# EXERCISE REQUIREMENTS
Gather up every line that includes the string "ylabel".

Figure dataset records
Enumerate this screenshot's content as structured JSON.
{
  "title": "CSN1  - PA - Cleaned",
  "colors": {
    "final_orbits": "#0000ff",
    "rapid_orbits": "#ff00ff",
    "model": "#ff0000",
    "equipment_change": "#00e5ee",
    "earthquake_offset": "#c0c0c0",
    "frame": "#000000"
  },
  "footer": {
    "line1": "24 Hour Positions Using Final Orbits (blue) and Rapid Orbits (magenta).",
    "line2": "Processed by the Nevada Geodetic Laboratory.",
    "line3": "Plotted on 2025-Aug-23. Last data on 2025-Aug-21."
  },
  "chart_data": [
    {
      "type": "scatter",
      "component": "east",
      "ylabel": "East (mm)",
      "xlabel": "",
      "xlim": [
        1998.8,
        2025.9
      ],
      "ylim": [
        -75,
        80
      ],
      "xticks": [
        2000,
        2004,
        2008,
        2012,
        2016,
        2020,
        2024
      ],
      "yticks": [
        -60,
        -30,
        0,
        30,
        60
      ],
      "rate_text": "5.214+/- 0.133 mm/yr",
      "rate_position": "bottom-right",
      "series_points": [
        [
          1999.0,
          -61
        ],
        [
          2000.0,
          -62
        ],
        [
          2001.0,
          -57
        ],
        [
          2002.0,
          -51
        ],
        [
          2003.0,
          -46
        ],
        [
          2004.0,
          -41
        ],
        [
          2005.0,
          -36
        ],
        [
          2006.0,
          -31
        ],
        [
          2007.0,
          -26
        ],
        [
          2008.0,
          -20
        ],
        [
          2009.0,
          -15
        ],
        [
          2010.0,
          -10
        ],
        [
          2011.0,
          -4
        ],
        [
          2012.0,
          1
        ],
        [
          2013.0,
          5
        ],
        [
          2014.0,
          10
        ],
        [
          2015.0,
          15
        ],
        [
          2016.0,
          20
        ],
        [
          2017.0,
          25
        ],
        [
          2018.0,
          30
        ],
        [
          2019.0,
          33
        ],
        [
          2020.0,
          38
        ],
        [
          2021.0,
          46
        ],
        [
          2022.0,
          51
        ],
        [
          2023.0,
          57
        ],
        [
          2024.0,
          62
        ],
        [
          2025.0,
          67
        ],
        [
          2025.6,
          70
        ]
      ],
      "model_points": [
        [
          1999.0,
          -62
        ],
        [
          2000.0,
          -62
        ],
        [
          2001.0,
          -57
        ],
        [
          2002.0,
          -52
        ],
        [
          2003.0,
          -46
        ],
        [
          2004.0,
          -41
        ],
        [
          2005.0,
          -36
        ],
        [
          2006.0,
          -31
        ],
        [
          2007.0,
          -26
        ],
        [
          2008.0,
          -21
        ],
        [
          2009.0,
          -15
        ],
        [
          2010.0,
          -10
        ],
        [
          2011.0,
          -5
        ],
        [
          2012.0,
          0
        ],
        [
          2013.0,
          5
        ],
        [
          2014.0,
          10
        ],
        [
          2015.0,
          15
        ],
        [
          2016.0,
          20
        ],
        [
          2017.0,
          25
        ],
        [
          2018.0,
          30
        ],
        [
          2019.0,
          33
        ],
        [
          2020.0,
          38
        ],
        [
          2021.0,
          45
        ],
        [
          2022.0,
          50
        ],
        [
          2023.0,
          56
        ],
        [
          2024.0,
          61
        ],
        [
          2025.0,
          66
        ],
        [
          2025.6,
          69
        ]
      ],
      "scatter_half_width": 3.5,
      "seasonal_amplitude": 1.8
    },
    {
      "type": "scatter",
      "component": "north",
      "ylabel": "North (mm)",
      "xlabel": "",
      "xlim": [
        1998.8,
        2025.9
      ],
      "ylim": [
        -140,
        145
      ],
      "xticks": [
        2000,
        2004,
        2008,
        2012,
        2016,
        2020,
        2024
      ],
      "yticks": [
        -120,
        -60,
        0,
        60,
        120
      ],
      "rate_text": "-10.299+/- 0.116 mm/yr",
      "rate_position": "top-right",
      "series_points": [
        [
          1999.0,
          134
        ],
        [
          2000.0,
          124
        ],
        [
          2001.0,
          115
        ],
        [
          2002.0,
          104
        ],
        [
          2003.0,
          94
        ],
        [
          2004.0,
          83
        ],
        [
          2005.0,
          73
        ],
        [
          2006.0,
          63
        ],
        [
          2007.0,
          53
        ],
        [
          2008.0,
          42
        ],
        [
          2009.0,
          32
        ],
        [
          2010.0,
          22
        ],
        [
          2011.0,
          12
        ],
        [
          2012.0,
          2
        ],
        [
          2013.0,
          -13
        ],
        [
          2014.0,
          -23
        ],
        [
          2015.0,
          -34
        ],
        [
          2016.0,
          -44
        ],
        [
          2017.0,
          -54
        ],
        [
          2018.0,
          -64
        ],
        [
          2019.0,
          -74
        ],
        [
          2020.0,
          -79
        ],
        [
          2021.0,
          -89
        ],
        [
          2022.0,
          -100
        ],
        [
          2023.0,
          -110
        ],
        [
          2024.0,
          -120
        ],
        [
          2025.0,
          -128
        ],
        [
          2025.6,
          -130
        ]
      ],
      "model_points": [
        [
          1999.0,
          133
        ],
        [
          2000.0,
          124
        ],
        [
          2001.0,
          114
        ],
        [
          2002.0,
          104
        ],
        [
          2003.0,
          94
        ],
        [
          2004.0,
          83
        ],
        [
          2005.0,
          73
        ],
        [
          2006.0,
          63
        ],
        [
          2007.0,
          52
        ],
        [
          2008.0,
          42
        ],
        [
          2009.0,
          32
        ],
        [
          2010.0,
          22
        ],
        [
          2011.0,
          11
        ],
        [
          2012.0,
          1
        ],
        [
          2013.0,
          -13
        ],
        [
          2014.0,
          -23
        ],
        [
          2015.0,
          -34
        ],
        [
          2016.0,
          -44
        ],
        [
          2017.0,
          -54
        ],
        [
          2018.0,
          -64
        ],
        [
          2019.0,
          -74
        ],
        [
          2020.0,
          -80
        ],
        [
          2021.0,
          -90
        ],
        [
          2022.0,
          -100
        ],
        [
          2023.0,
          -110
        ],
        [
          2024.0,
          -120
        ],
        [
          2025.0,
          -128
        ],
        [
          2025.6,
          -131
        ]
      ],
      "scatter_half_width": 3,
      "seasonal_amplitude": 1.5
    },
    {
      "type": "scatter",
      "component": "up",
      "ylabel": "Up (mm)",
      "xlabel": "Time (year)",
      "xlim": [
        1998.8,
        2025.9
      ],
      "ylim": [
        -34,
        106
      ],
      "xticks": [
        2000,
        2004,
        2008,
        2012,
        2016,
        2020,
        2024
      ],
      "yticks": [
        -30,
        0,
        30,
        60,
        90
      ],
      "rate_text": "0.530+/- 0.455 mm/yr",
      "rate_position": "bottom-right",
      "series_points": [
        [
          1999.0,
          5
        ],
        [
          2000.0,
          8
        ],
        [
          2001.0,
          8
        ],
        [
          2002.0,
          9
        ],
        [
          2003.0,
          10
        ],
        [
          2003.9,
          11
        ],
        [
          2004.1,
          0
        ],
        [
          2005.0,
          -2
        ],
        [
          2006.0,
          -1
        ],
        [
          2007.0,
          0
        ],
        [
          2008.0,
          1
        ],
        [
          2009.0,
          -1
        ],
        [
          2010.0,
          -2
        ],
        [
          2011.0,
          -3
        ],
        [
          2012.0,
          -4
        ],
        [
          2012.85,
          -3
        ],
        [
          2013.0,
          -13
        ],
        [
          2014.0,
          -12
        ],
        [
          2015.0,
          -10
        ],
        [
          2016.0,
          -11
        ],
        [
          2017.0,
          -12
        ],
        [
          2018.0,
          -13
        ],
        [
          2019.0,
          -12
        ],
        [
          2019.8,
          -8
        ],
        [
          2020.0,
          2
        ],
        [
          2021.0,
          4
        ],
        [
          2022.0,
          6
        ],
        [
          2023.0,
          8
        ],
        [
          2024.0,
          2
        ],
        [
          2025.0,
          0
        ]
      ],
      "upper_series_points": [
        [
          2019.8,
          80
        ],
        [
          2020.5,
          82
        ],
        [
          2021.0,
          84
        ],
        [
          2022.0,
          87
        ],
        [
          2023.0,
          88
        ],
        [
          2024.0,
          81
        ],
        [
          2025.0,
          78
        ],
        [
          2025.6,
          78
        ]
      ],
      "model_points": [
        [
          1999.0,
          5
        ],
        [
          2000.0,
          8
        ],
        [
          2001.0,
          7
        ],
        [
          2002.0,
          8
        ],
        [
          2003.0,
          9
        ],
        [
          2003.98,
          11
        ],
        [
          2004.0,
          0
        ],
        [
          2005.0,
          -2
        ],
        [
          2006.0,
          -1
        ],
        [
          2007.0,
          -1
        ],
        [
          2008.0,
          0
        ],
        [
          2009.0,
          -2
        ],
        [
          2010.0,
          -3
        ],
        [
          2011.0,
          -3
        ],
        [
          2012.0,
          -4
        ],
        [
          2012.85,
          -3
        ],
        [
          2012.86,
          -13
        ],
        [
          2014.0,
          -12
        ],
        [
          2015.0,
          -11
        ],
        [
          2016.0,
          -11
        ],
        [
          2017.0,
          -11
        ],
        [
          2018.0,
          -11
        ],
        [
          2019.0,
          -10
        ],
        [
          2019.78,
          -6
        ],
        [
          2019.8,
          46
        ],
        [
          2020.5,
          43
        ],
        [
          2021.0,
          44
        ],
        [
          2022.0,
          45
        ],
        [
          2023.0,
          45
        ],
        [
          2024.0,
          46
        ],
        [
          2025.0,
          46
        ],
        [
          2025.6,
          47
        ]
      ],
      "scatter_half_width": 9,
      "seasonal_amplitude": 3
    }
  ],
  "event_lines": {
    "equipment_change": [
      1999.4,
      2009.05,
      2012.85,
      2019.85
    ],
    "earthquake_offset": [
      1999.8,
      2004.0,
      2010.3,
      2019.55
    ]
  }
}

# EXERCISE SOLUTION
      "ylabel": "East (mm)",
      "ylabel": "North (mm)",
      "ylabel": "Up (mm)",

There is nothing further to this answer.